> Directions
Write out the full listing exactly as given, minus the images.

[Data excerpts]
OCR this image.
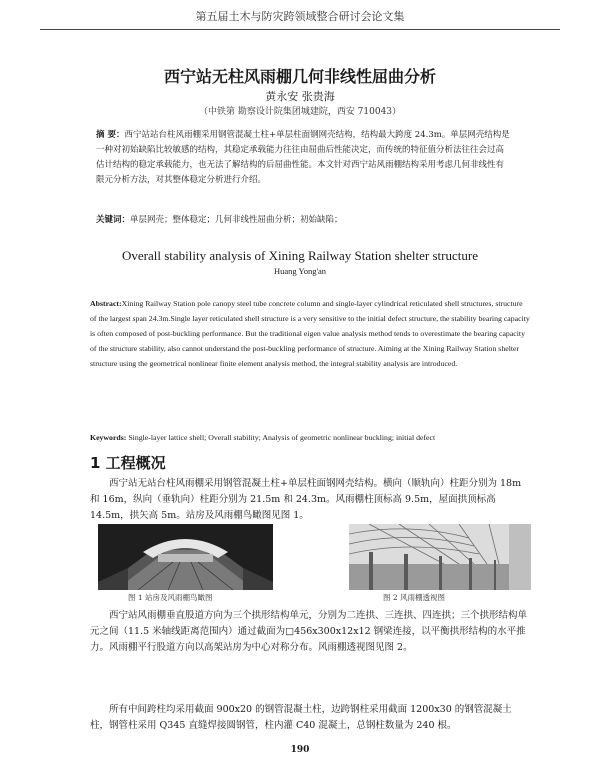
第五届土木与防灾跨领域整合研讨会论文集
西宁站无柱风雨棚几何非线性屈曲分析
黄永安 张贵海
（中铁第 勘察设计院集团城建院，西安 710043）
摘 要：西宁站站台柱风雨棚采用钢管混凝土柱+单层柱面钢网壳结构，结构最大跨度 24.3m。单层网壳结构是一种对初始缺陷比较敏感的结构，其稳定承载能力往往由屈曲后性能决定，而传统的特征值分析法往往会过高估计结构的稳定承载能力，也无法了解结构的后屈曲性能。本文针对西宁站风雨棚结构采用考虑几何非线性有限元分析方法，对其整体稳定分析进行介绍。
关键词：单层网壳；整体稳定；几何非线性屈曲分析；初始缺陷；
Overall stability analysis of Xining Railway Station shelter structure
Huang Yong'an
Abstract:Xining Railway Station pole canopy steel tube concrete column and single-layer cylindrical reticulated shell structures, structure of the largest span 24.3m.Single layer reticulated shell structure is a very sensitive to the initial defect structure, the stability bearing capacity is often composed of post-buckling performance. But the traditional eigen value analysis method tends to overestimate the bearing capacity of the structure stability, also cannot understand the post-buckling performance of structure. Aiming at the Xining Railway Station shelter structure using the geometrical nonlinear finite element analysis method, the integral stability analysis are introduced.
Keywords: Single-layer lattice shell; Overall stability; Analysis of geometric nonlinear buckling; initial defect
1 工程概况
西宁站无站台柱风雨棚采用钢管混凝土柱+单层柱面钢网壳结构。横向（顺轨向）柱距分别为 18m 和 16m，纵向（垂轨向）柱距分别为 21.5m 和 24.3m。风雨棚柱顶标高 9.5m，屋面拱顶标高 14.5m，拱矢高 5m。站房及风雨棚鸟瞰图见图 1。
图 1 站房及风雨棚鸟瞰图	图 2 风雨棚透视图
西宁站风雨棚垂直股道方向为三个拱形结构单元，分别为二连拱、三连拱、四连拱；三个拱形结构单元之间（11.5 米轴线距离范围内）通过截面为□456x300x12x12 钢梁连接，以平衡拱形结构的水平推力。风雨棚平行股道方向以高架站房为中心对称分布。风雨棚透视图见图 2。
所有中间跨柱均采用截面 900x20 的钢管混凝土柱，边跨钢柱采用截面 1200x30 的钢管混凝土柱，钢管柱采用 Q345 直缝焊接圆钢管，柱内灌 C40 混凝土，总钢柱数量为 240 根。
190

> Output for this task
OCR this image.
第五届土木与防灾跨领域整合研讨会论文集
西宁站无柱风雨棚几何非线性屈曲分析
黄永安 张贵海
（中铁第 勘察设计院集团城建院，西安 710043）
摘 要：西宁站站台柱风雨棚采用钢管混凝土柱+单层柱面钢网壳结构，结构最大跨度 24.3m。单层网壳结构是一种对初始缺陷比较敏感的结构，其稳定承载能力往往由屈曲后性能决定，而传统的特征值分析法往往会过高估计结构的稳定承载能力，也无法了解结构的后屈曲性能。本文针对西宁站风雨棚结构采用考虑几何非线性有限元分析方法，对其整体稳定分析进行介绍。
关键词：单层网壳；整体稳定；几何非线性屈曲分析；初始缺陷；
Overall stability analysis of Xining Railway Station shelter structure
Huang Yong'an
Abstract:Xining Railway Station pole canopy steel tube concrete column and single-layer cylindrical reticulated shell structures, structure of the largest span 24.3m.Single layer reticulated shell structure is a very sensitive to the initial defect structure, the stability bearing capacity is often composed of post-buckling performance. But the traditional eigen value analysis method tends to overestimate the bearing capacity of the structure stability, also cannot understand the post-buckling performance of structure. Aiming at the Xining Railway Station shelter structure using the geometrical nonlinear finite element analysis method, the integral stability analysis are introduced.
Keywords: Single-layer lattice shell; Overall stability; Analysis of geometric nonlinear buckling; initial defect
1 工程概况
西宁站无站台柱风雨棚采用钢管混凝土柱+单层柱面钢网壳结构。横向（顺轨向）柱距分别为 18m 和 16m，纵向（垂轨向）柱距分别为 21.5m 和 24.3m。风雨棚柱顶标高 9.5m，屋面拱顶标高 14.5m，拱矢高 5m。站房及风雨棚鸟瞰图见图 1。
图 1 站房及风雨棚鸟瞰图	图 2 风雨棚透视图
西宁站风雨棚垂直股道方向为三个拱形结构单元，分别为二连拱、三连拱、四连拱；三个拱形结构单元之间（11.5 米轴线距离范围内）通过截面为□456x300x12x12 钢梁连接，以平衡拱形结构的水平推力。风雨棚平行股道方向以高架站房为中心对称分布。风雨棚透视图见图 2。
所有中间跨柱均采用截面 900x20 的钢管混凝土柱，边跨钢柱采用截面 1200x30 的钢管混凝土柱，钢管柱采用 Q345 直缝焊接圆钢管，柱内灌 C40 混凝土，总钢柱数量为 240 根。
190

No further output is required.